◆ **The task**:
Write out all the entries word for word and omit any pictures.

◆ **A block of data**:
-- BEGIN --
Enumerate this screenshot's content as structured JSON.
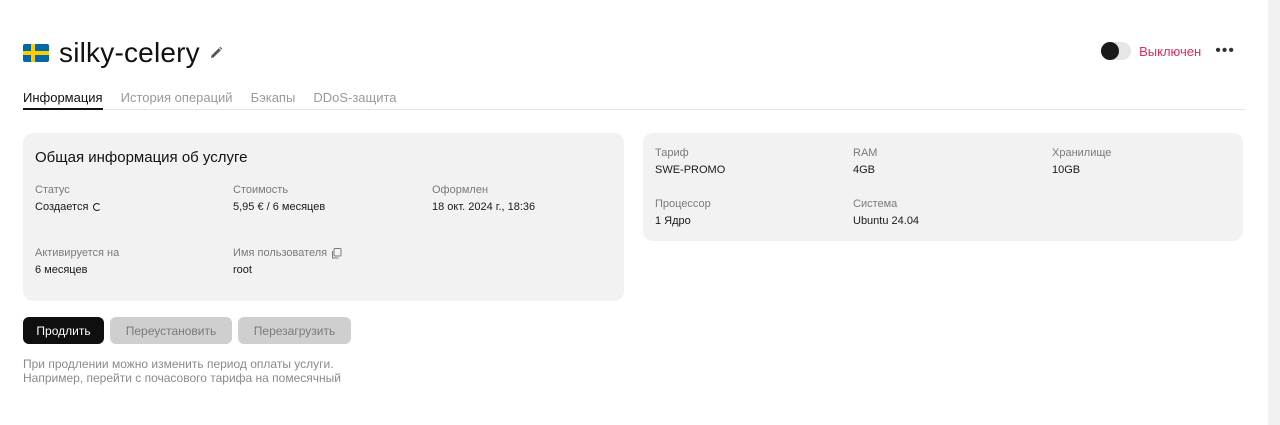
{
  "header": {
    "server_name": "silky-celery"
  },
  "power": {
    "label": "Выключен",
    "state": "off",
    "label_color": "#e5295a"
  },
  "tabs": [
    {
      "label": "Информация",
      "active": true
    },
    {
      "label": "История операций",
      "active": false
    },
    {
      "label": "Бэкапы",
      "active": false
    },
    {
      "label": "DDoS-защита",
      "active": false
    }
  ],
  "general": {
    "title": "Общая информация об услуге",
    "status_label": "Статус",
    "status_value": "Создается",
    "cost_label": "Стоимость",
    "cost_value": "5,95 € / 6 месяцев",
    "created_label": "Оформлен",
    "created_value": "18 окт. 2024 г., 18:36",
    "activated_label": "Активируется на",
    "activated_value": "6 месяцев",
    "username_label": "Имя пользователя",
    "username_value": "root"
  },
  "specs": {
    "tariff_label": "Тариф",
    "tariff_value": "SWE-PROMO",
    "ram_label": "RAM",
    "ram_value": "4GB",
    "storage_label": "Хранилище",
    "storage_value": "10GB",
    "cpu_label": "Процессор",
    "cpu_value": "1 Ядро",
    "os_label": "Система",
    "os_value": "Ubuntu 24.04"
  },
  "actions": {
    "renew": "Продлить",
    "reinstall": "Переустановить",
    "reboot": "Перезагрузить"
  },
  "hint": {
    "line1": "При продлении можно изменить период оплаты услуги.",
    "line2": "Например, перейти с почасового тарифа на помесячный"
  }
}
-- END --
◆ **Answer to this problem**:
Enumerate this screenshot's content as structured JSON.
{
  "header": {
    "server_name": "silky-celery"
  },
  "power": {
    "label": "Выключен",
    "state": "off",
    "label_color": "#e5295a"
  },
  "tabs": [
    {
      "label": "Информация",
      "active": true
    },
    {
      "label": "История операций",
      "active": false
    },
    {
      "label": "Бэкапы",
      "active": false
    },
    {
      "label": "DDoS-защита",
      "active": false
    }
  ],
  "general": {
    "title": "Общая информация об услуге",
    "status_label": "Статус",
    "status_value": "Создается",
    "cost_label": "Стоимость",
    "cost_value": "5,95 € / 6 месяцев",
    "created_label": "Оформлен",
    "created_value": "18 окт. 2024 г., 18:36",
    "activated_label": "Активируется на",
    "activated_value": "6 месяцев",
    "username_label": "Имя пользователя",
    "username_value": "root"
  },
  "specs": {
    "tariff_label": "Тариф",
    "tariff_value": "SWE-PROMO",
    "ram_label": "RAM",
    "ram_value": "4GB",
    "storage_label": "Хранилище",
    "storage_value": "10GB",
    "cpu_label": "Процессор",
    "cpu_value": "1 Ядро",
    "os_label": "Система",
    "os_value": "Ubuntu 24.04"
  },
  "actions": {
    "renew": "Продлить",
    "reinstall": "Переустановить",
    "reboot": "Перезагрузить"
  },
  "hint": {
    "line1": "При продлении можно изменить период оплаты услуги.",
    "line2": "Например, перейти с почасового тарифа на помесячный"
  }
}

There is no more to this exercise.